SET EXERCISE:
Give every entry again, word for word and in full.

ENTRIES SHOWN:
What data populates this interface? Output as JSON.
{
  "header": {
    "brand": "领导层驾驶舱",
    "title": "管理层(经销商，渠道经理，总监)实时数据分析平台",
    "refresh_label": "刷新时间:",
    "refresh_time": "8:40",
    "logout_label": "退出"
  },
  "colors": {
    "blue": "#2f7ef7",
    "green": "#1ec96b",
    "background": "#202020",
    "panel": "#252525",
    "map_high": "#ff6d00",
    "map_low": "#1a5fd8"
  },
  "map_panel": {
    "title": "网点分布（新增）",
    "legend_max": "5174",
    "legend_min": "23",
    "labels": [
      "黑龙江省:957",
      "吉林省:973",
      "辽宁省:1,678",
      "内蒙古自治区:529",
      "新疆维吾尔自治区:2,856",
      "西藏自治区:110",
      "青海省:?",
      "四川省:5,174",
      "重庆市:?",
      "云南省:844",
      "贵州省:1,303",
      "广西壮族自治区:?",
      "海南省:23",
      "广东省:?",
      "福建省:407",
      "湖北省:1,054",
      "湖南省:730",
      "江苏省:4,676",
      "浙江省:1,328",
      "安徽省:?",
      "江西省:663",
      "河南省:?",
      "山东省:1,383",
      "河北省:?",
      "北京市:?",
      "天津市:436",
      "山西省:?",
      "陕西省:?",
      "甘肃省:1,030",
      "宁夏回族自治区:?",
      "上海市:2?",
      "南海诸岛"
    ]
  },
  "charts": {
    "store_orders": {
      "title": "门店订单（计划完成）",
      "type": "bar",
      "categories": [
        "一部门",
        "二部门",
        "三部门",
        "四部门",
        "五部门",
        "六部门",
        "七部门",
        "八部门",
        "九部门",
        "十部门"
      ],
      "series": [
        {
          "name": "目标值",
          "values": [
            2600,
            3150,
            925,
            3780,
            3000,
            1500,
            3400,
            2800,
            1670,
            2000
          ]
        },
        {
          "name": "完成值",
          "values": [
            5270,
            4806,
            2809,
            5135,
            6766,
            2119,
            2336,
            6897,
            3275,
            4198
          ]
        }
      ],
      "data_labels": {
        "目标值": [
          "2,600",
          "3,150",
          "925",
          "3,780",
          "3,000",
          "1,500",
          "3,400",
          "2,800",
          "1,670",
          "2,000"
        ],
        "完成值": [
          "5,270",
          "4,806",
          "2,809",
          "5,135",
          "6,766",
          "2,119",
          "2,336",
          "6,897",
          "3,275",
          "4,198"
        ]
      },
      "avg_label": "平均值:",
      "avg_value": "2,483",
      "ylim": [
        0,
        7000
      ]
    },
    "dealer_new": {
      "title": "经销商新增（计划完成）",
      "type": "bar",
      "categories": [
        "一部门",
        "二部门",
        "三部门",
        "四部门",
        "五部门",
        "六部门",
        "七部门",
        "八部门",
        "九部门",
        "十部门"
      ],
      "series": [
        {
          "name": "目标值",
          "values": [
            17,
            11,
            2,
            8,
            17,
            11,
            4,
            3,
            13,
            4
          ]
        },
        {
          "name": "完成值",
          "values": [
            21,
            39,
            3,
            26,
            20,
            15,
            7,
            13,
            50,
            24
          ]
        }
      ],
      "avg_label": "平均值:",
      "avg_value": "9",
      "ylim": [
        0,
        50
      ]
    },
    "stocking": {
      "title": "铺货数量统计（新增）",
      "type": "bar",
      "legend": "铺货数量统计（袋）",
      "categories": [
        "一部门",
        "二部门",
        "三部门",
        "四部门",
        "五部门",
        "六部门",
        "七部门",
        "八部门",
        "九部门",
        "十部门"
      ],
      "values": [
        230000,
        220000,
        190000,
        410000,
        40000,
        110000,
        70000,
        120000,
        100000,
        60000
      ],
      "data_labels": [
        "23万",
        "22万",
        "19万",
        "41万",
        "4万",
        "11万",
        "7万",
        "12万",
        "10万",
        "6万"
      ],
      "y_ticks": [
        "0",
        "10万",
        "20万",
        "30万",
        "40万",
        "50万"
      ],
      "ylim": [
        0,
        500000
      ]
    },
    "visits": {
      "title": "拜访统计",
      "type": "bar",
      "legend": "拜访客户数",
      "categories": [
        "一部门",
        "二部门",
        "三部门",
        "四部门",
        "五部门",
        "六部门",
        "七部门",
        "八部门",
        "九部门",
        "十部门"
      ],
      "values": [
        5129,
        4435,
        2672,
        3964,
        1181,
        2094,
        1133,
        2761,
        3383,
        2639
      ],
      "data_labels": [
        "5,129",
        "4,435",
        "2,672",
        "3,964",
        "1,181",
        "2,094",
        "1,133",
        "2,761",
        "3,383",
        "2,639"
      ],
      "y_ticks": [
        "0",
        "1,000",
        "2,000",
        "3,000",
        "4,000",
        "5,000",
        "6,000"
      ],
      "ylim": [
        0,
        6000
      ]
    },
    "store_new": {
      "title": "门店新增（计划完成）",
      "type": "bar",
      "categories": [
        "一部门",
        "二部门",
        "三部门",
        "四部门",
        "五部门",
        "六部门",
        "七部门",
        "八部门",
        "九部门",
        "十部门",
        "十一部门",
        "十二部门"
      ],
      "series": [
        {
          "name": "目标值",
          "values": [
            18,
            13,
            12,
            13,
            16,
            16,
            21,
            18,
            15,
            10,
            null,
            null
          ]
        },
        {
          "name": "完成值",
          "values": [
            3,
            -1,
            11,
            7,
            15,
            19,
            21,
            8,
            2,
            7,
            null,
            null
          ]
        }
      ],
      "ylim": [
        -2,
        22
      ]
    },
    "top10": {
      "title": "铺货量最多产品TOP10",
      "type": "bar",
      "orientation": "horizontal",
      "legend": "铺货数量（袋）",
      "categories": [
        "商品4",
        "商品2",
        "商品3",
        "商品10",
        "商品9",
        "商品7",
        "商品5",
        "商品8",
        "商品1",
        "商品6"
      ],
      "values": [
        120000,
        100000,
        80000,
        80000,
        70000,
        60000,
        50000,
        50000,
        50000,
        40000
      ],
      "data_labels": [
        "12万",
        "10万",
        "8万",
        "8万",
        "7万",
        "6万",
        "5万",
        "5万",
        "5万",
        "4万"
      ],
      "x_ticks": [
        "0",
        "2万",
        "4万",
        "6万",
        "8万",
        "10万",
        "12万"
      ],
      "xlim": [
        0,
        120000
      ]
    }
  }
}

THE RESPONSE:
What data populates this interface? Output as JSON.
{
  "header": {
    "brand": "领导层驾驶舱",
    "title": "管理层(经销商，渠道经理，总监)实时数据分析平台",
    "refresh_label": "刷新时间:",
    "refresh_time": "8:40",
    "logout_label": "退出"
  },
  "colors": {
    "blue": "#2f7ef7",
    "green": "#1ec96b",
    "background": "#202020",
    "panel": "#252525",
    "map_high": "#ff6d00",
    "map_low": "#1a5fd8"
  },
  "map_panel": {
    "title": "网点分布（新增）",
    "legend_max": "5174",
    "legend_min": "23",
    "labels": [
      "黑龙江省:957",
      "吉林省:973",
      "辽宁省:1,678",
      "内蒙古自治区:529",
      "新疆维吾尔自治区:2,856",
      "西藏自治区:110",
      "青海省:?",
      "四川省:5,174",
      "重庆市:?",
      "云南省:844",
      "贵州省:1,303",
      "广西壮族自治区:?",
      "海南省:23",
      "广东省:?",
      "福建省:407",
      "湖北省:1,054",
      "湖南省:730",
      "江苏省:4,676",
      "浙江省:1,328",
      "安徽省:?",
      "江西省:663",
      "河南省:?",
      "山东省:1,383",
      "河北省:?",
      "北京市:?",
      "天津市:436",
      "山西省:?",
      "陕西省:?",
      "甘肃省:1,030",
      "宁夏回族自治区:?",
      "上海市:2?",
      "南海诸岛"
    ]
  },
  "charts": {
    "store_orders": {
      "title": "门店订单（计划完成）",
      "type": "bar",
      "categories": [
        "一部门",
        "二部门",
        "三部门",
        "四部门",
        "五部门",
        "六部门",
        "七部门",
        "八部门",
        "九部门",
        "十部门"
      ],
      "series": [
        {
          "name": "目标值",
          "values": [
            2600,
            3150,
            925,
            3780,
            3000,
            1500,
            3400,
            2800,
            1670,
            2000
          ]
        },
        {
          "name": "完成值",
          "values": [
            5270,
            4806,
            2809,
            5135,
            6766,
            2119,
            2336,
            6897,
            3275,
            4198
          ]
        }
      ],
      "data_labels": {
        "目标值": [
          "2,600",
          "3,150",
          "925",
          "3,780",
          "3,000",
          "1,500",
          "3,400",
          "2,800",
          "1,670",
          "2,000"
        ],
        "完成值": [
          "5,270",
          "4,806",
          "2,809",
          "5,135",
          "6,766",
          "2,119",
          "2,336",
          "6,897",
          "3,275",
          "4,198"
        ]
      },
      "avg_label": "平均值:",
      "avg_value": "2,483",
      "ylim": [
        0,
        7000
      ]
    },
    "dealer_new": {
      "title": "经销商新增（计划完成）",
      "type": "bar",
      "categories": [
        "一部门",
        "二部门",
        "三部门",
        "四部门",
        "五部门",
        "六部门",
        "七部门",
        "八部门",
        "九部门",
        "十部门"
      ],
      "series": [
        {
          "name": "目标值",
          "values": [
            17,
            11,
            2,
            8,
            17,
            11,
            4,
            3,
            13,
            4
          ]
        },
        {
          "name": "完成值",
          "values": [
            21,
            39,
            3,
            26,
            20,
            15,
            7,
            13,
            50,
            24
          ]
        }
      ],
      "avg_label": "平均值:",
      "avg_value": "9",
      "ylim": [
        0,
        50
      ]
    },
    "stocking": {
      "title": "铺货数量统计（新增）",
      "type": "bar",
      "legend": "铺货数量统计（袋）",
      "categories": [
        "一部门",
        "二部门",
        "三部门",
        "四部门",
        "五部门",
        "六部门",
        "七部门",
        "八部门",
        "九部门",
        "十部门"
      ],
      "values": [
        230000,
        220000,
        190000,
        410000,
        40000,
        110000,
        70000,
        120000,
        100000,
        60000
      ],
      "data_labels": [
        "23万",
        "22万",
        "19万",
        "41万",
        "4万",
        "11万",
        "7万",
        "12万",
        "10万",
        "6万"
      ],
      "y_ticks": [
        "0",
        "10万",
        "20万",
        "30万",
        "40万",
        "50万"
      ],
      "ylim": [
        0,
        500000
      ]
    },
    "visits": {
      "title": "拜访统计",
      "type": "bar",
      "legend": "拜访客户数",
      "categories": [
        "一部门",
        "二部门",
        "三部门",
        "四部门",
        "五部门",
        "六部门",
        "七部门",
        "八部门",
        "九部门",
        "十部门"
      ],
      "values": [
        5129,
        4435,
        2672,
        3964,
        1181,
        2094,
        1133,
        2761,
        3383,
        2639
      ],
      "data_labels": [
        "5,129",
        "4,435",
        "2,672",
        "3,964",
        "1,181",
        "2,094",
        "1,133",
        "2,761",
        "3,383",
        "2,639"
      ],
      "y_ticks": [
        "0",
        "1,000",
        "2,000",
        "3,000",
        "4,000",
        "5,000",
        "6,000"
      ],
      "ylim": [
        0,
        6000
      ]
    },
    "store_new": {
      "title": "门店新增（计划完成）",
      "type": "bar",
      "categories": [
        "一部门",
        "二部门",
        "三部门",
        "四部门",
        "五部门",
        "六部门",
        "七部门",
        "八部门",
        "九部门",
        "十部门",
        "十一部门",
        "十二部门"
      ],
      "series": [
        {
          "name": "目标值",
          "values": [
            18,
            13,
            12,
            13,
            16,
            16,
            21,
            18,
            15,
            10,
            null,
            null
          ]
        },
        {
          "name": "完成值",
          "values": [
            3,
            -1,
            11,
            7,
            15,
            19,
            21,
            8,
            2,
            7,
            null,
            null
          ]
        }
      ],
      "ylim": [
        -2,
        22
      ]
    },
    "top10": {
      "title": "铺货量最多产品TOP10",
      "type": "bar",
      "orientation": "horizontal",
      "legend": "铺货数量（袋）",
      "categories": [
        "商品4",
        "商品2",
        "商品3",
        "商品10",
        "商品9",
        "商品7",
        "商品5",
        "商品8",
        "商品1",
        "商品6"
      ],
      "values": [
        120000,
        100000,
        80000,
        80000,
        70000,
        60000,
        50000,
        50000,
        50000,
        40000
      ],
      "data_labels": [
        "12万",
        "10万",
        "8万",
        "8万",
        "7万",
        "6万",
        "5万",
        "5万",
        "5万",
        "4万"
      ],
      "x_ticks": [
        "0",
        "2万",
        "4万",
        "6万",
        "8万",
        "10万",
        "12万"
      ],
      "xlim": [
        0,
        120000
      ]
    }
  }
}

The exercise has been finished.